## Problem description:
Retype the whole listing verbatim and keep the pictures out of it.

····················

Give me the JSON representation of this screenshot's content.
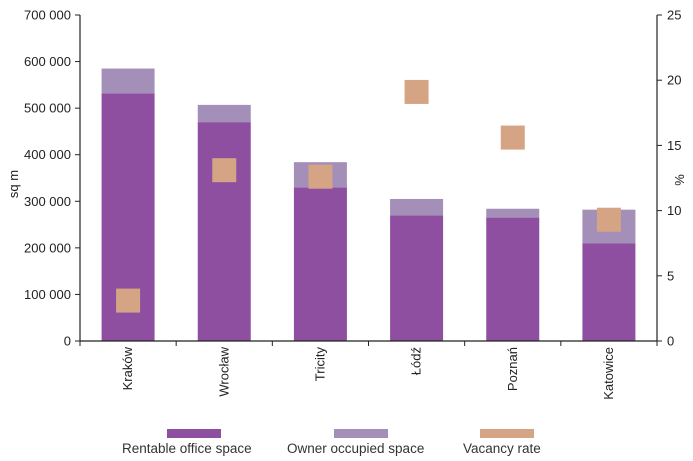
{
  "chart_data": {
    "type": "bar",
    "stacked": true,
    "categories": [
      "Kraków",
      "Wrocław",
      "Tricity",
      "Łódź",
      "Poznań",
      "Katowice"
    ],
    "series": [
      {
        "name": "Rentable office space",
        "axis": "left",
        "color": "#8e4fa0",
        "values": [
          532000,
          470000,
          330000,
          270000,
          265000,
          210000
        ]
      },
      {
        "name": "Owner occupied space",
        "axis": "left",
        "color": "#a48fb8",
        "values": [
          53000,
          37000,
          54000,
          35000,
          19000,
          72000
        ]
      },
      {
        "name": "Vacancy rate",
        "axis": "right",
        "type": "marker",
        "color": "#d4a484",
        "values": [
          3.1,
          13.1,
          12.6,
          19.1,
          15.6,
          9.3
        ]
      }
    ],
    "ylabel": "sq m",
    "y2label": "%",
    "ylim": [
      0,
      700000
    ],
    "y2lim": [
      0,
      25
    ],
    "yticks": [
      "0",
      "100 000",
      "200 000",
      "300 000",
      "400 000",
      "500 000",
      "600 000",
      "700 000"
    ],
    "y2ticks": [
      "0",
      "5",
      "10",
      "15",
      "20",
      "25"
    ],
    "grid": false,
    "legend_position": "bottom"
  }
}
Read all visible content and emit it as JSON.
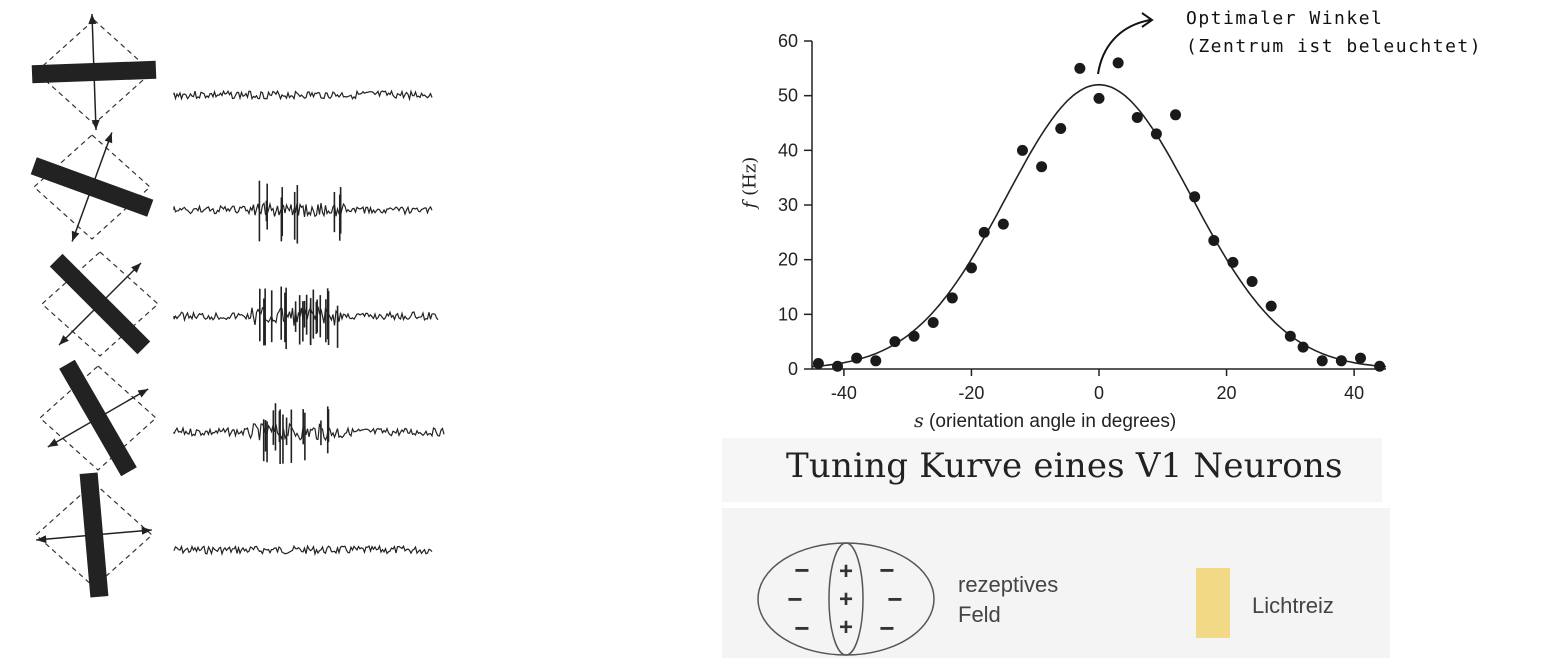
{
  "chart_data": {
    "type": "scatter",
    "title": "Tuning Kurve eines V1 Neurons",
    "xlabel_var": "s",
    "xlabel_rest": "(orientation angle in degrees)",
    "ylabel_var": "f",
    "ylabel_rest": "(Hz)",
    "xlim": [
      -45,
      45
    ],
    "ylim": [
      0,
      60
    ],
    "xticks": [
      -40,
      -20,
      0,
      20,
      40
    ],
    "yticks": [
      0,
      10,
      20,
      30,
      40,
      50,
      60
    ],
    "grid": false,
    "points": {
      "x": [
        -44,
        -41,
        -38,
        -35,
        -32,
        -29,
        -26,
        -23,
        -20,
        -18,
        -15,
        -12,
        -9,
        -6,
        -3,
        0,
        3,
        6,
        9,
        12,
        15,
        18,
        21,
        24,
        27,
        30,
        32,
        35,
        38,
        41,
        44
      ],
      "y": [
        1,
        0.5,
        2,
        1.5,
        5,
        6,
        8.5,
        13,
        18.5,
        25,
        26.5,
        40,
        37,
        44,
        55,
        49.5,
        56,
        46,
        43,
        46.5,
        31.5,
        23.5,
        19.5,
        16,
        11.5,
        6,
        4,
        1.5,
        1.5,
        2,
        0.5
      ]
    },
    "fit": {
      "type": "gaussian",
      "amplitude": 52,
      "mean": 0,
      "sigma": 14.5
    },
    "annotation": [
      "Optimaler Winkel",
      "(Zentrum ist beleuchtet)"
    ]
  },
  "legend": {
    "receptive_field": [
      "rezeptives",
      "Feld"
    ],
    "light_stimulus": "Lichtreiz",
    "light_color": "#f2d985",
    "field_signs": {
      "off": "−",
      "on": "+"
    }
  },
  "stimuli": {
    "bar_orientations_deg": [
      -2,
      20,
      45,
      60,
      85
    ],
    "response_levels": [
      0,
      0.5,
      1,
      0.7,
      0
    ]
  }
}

····················

## Answer for the task:
Give me the JSON representation of this screenshot's content.
{
  "chart_data": {
    "type": "bar",
    "stacked": true,
    "categories": [
      "Kraków",
      "Wrocław",
      "Tricity",
      "Łódź",
      "Poznań",
      "Katowice"
    ],
    "series": [
      {
        "name": "Rentable office space",
        "axis": "left",
        "color": "#8e4fa0",
        "values": [
          532000,
          470000,
          330000,
          270000,
          265000,
          210000
        ]
      },
      {
        "name": "Owner occupied space",
        "axis": "left",
        "color": "#a48fb8",
        "values": [
          53000,
          37000,
          54000,
          35000,
          19000,
          72000
        ]
      },
      {
        "name": "Vacancy rate",
        "axis": "right",
        "type": "marker",
        "color": "#d4a484",
        "values": [
          3.1,
          13.1,
          12.6,
          19.1,
          15.6,
          9.3
        ]
      }
    ],
    "ylabel": "sq m",
    "y2label": "%",
    "ylim": [
      0,
      700000
    ],
    "y2lim": [
      0,
      25
    ],
    "yticks": [
      "0",
      "100 000",
      "200 000",
      "300 000",
      "400 000",
      "500 000",
      "600 000",
      "700 000"
    ],
    "y2ticks": [
      "0",
      "5",
      "10",
      "15",
      "20",
      "25"
    ],
    "grid": false,
    "legend_position": "bottom"
  }
}
Read all visible content and emit it as JSON.
{
  "chart_data": {
    "type": "scatter",
    "title": "Tuning Kurve eines V1 Neurons",
    "xlabel_var": "s",
    "xlabel_rest": "(orientation angle in degrees)",
    "ylabel_var": "f",
    "ylabel_rest": "(Hz)",
    "xlim": [
      -45,
      45
    ],
    "ylim": [
      0,
      60
    ],
    "xticks": [
      -40,
      -20,
      0,
      20,
      40
    ],
    "yticks": [
      0,
      10,
      20,
      30,
      40,
      50,
      60
    ],
    "grid": false,
    "points": {
      "x": [
        -44,
        -41,
        -38,
        -35,
        -32,
        -29,
        -26,
        -23,
        -20,
        -18,
        -15,
        -12,
        -9,
        -6,
        -3,
        0,
        3,
        6,
        9,
        12,
        15,
        18,
        21,
        24,
        27,
        30,
        32,
        35,
        38,
        41,
        44
      ],
      "y": [
        1,
        0.5,
        2,
        1.5,
        5,
        6,
        8.5,
        13,
        18.5,
        25,
        26.5,
        40,
        37,
        44,
        55,
        49.5,
        56,
        46,
        43,
        46.5,
        31.5,
        23.5,
        19.5,
        16,
        11.5,
        6,
        4,
        1.5,
        1.5,
        2,
        0.5
      ]
    },
    "fit": {
      "type": "gaussian",
      "amplitude": 52,
      "mean": 0,
      "sigma": 14.5
    },
    "annotation": [
      "Optimaler Winkel",
      "(Zentrum ist beleuchtet)"
    ]
  },
  "legend": {
    "receptive_field": [
      "rezeptives",
      "Feld"
    ],
    "light_stimulus": "Lichtreiz",
    "light_color": "#f2d985",
    "field_signs": {
      "off": "−",
      "on": "+"
    }
  },
  "stimuli": {
    "bar_orientations_deg": [
      -2,
      20,
      45,
      60,
      85
    ],
    "response_levels": [
      0,
      0.5,
      1,
      0.7,
      0
    ]
  }
}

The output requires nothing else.